** START Exercise material **

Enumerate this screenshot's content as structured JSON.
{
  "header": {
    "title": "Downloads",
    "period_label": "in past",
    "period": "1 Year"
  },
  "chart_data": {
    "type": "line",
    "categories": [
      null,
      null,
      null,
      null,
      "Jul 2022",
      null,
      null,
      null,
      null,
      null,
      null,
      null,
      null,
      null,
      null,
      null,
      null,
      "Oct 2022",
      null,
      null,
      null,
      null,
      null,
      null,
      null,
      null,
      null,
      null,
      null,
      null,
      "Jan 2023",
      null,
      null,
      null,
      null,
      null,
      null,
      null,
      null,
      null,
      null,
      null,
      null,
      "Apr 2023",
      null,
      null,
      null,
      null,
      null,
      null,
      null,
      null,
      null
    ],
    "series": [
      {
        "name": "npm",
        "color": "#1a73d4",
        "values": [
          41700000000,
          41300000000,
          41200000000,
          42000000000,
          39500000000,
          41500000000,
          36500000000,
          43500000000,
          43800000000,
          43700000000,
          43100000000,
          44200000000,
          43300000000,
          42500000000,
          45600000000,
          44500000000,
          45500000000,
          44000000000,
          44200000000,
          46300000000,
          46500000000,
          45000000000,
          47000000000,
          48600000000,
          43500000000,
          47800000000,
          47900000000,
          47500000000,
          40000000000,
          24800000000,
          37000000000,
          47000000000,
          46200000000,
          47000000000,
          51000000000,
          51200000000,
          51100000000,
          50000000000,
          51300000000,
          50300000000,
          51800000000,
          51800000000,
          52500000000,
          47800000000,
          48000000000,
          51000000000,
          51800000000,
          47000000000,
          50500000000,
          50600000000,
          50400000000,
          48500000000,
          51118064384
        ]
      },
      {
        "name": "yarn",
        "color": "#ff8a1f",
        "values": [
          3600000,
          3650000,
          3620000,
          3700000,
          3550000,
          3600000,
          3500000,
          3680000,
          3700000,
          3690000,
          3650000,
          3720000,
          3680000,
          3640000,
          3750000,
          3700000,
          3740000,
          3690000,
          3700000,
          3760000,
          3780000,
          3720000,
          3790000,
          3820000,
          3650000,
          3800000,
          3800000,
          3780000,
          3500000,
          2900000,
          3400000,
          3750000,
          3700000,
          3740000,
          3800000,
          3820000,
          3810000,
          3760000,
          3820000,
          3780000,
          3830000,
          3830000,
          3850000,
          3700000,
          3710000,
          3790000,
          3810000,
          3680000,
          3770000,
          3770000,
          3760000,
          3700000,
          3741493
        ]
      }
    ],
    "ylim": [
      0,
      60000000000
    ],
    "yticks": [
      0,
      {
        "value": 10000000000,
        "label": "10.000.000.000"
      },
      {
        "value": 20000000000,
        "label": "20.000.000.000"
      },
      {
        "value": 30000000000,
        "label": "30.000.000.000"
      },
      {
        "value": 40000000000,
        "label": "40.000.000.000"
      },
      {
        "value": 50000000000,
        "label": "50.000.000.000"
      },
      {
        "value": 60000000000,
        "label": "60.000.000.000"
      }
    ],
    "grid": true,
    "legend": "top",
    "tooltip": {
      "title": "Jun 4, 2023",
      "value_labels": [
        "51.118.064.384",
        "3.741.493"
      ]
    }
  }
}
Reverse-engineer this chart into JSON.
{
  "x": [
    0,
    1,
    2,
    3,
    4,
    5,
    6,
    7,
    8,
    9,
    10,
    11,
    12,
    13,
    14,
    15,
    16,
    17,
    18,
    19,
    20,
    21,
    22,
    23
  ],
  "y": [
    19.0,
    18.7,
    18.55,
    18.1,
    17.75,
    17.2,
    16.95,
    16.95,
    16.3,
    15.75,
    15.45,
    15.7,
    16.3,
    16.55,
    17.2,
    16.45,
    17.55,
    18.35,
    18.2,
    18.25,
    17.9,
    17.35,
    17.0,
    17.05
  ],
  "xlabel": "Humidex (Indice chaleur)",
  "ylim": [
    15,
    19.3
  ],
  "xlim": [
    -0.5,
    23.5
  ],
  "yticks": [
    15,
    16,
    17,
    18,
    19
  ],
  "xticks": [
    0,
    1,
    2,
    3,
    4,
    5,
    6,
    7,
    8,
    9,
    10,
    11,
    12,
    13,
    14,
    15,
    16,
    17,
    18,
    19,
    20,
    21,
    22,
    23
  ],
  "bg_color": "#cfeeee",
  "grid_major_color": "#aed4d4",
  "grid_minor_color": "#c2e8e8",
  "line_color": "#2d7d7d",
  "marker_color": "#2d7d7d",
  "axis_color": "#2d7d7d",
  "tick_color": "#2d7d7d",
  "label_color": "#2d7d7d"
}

** END Exercise material **

** Directions for this task **
Extract all lines as given.

** Solution **
Enumerate this screenshot's content as structured JSON.
{
  "header": {
    "title": "Downloads",
    "period_label": "in past",
    "period": "1 Year"
  },
  "chart_data": {
    "type": "line",
    "categories": [
      null,
      null,
      null,
      null,
      "Jul 2022",
      null,
      null,
      null,
      null,
      null,
      null,
      null,
      null,
      null,
      null,
      null,
      null,
      "Oct 2022",
      null,
      null,
      null,
      null,
      null,
      null,
      null,
      null,
      null,
      null,
      null,
      null,
      "Jan 2023",
      null,
      null,
      null,
      null,
      null,
      null,
      null,
      null,
      null,
      null,
      null,
      null,
      "Apr 2023",
      null,
      null,
      null,
      null,
      null,
      null,
      null,
      null,
      null
    ],
    "series": [
      {
        "name": "npm",
        "color": "#1a73d4",
        "values": [
          41700000000,
          41300000000,
          41200000000,
          42000000000,
          39500000000,
          41500000000,
          36500000000,
          43500000000,
          43800000000,
          43700000000,
          43100000000,
          44200000000,
          43300000000,
          42500000000,
          45600000000,
          44500000000,
          45500000000,
          44000000000,
          44200000000,
          46300000000,
          46500000000,
          45000000000,
          47000000000,
          48600000000,
          43500000000,
          47800000000,
          47900000000,
          47500000000,
          40000000000,
          24800000000,
          37000000000,
          47000000000,
          46200000000,
          47000000000,
          51000000000,
          51200000000,
          51100000000,
          50000000000,
          51300000000,
          50300000000,
          51800000000,
          51800000000,
          52500000000,
          47800000000,
          48000000000,
          51000000000,
          51800000000,
          47000000000,
          50500000000,
          50600000000,
          50400000000,
          48500000000,
          51118064384
        ]
      },
      {
        "name": "yarn",
        "color": "#ff8a1f",
        "values": [
          3600000,
          3650000,
          3620000,
          3700000,
          3550000,
          3600000,
          3500000,
          3680000,
          3700000,
          3690000,
          3650000,
          3720000,
          3680000,
          3640000,
          3750000,
          3700000,
          3740000,
          3690000,
          3700000,
          3760000,
          3780000,
          3720000,
          3790000,
          3820000,
          3650000,
          3800000,
          3800000,
          3780000,
          3500000,
          2900000,
          3400000,
          3750000,
          3700000,
          3740000,
          3800000,
          3820000,
          3810000,
          3760000,
          3820000,
          3780000,
          3830000,
          3830000,
          3850000,
          3700000,
          3710000,
          3790000,
          3810000,
          3680000,
          3770000,
          3770000,
          3760000,
          3700000,
          3741493
        ]
      }
    ],
    "ylim": [
      0,
      60000000000
    ],
    "yticks": [
      0,
      {
        "value": 10000000000,
        "label": "10.000.000.000"
      },
      {
        "value": 20000000000,
        "label": "20.000.000.000"
      },
      {
        "value": 30000000000,
        "label": "30.000.000.000"
      },
      {
        "value": 40000000000,
        "label": "40.000.000.000"
      },
      {
        "value": 50000000000,
        "label": "50.000.000.000"
      },
      {
        "value": 60000000000,
        "label": "60.000.000.000"
      }
    ],
    "grid": true,
    "legend": "top",
    "tooltip": {
      "title": "Jun 4, 2023",
      "value_labels": [
        "51.118.064.384",
        "3.741.493"
      ]
    }
  }
}
Reverse-engineer this chart into JSON.
{
  "x": [
    0,
    1,
    2,
    3,
    4,
    5,
    6,
    7,
    8,
    9,
    10,
    11,
    12,
    13,
    14,
    15,
    16,
    17,
    18,
    19,
    20,
    21,
    22,
    23
  ],
  "y": [
    19.0,
    18.7,
    18.55,
    18.1,
    17.75,
    17.2,
    16.95,
    16.95,
    16.3,
    15.75,
    15.45,
    15.7,
    16.3,
    16.55,
    17.2,
    16.45,
    17.55,
    18.35,
    18.2,
    18.25,
    17.9,
    17.35,
    17.0,
    17.05
  ],
  "xlabel": "Humidex (Indice chaleur)",
  "ylim": [
    15,
    19.3
  ],
  "xlim": [
    -0.5,
    23.5
  ],
  "yticks": [
    15,
    16,
    17,
    18,
    19
  ],
  "xticks": [
    0,
    1,
    2,
    3,
    4,
    5,
    6,
    7,
    8,
    9,
    10,
    11,
    12,
    13,
    14,
    15,
    16,
    17,
    18,
    19,
    20,
    21,
    22,
    23
  ],
  "bg_color": "#cfeeee",
  "grid_major_color": "#aed4d4",
  "grid_minor_color": "#c2e8e8",
  "line_color": "#2d7d7d",
  "marker_color": "#2d7d7d",
  "axis_color": "#2d7d7d",
  "tick_color": "#2d7d7d",
  "label_color": "#2d7d7d"
}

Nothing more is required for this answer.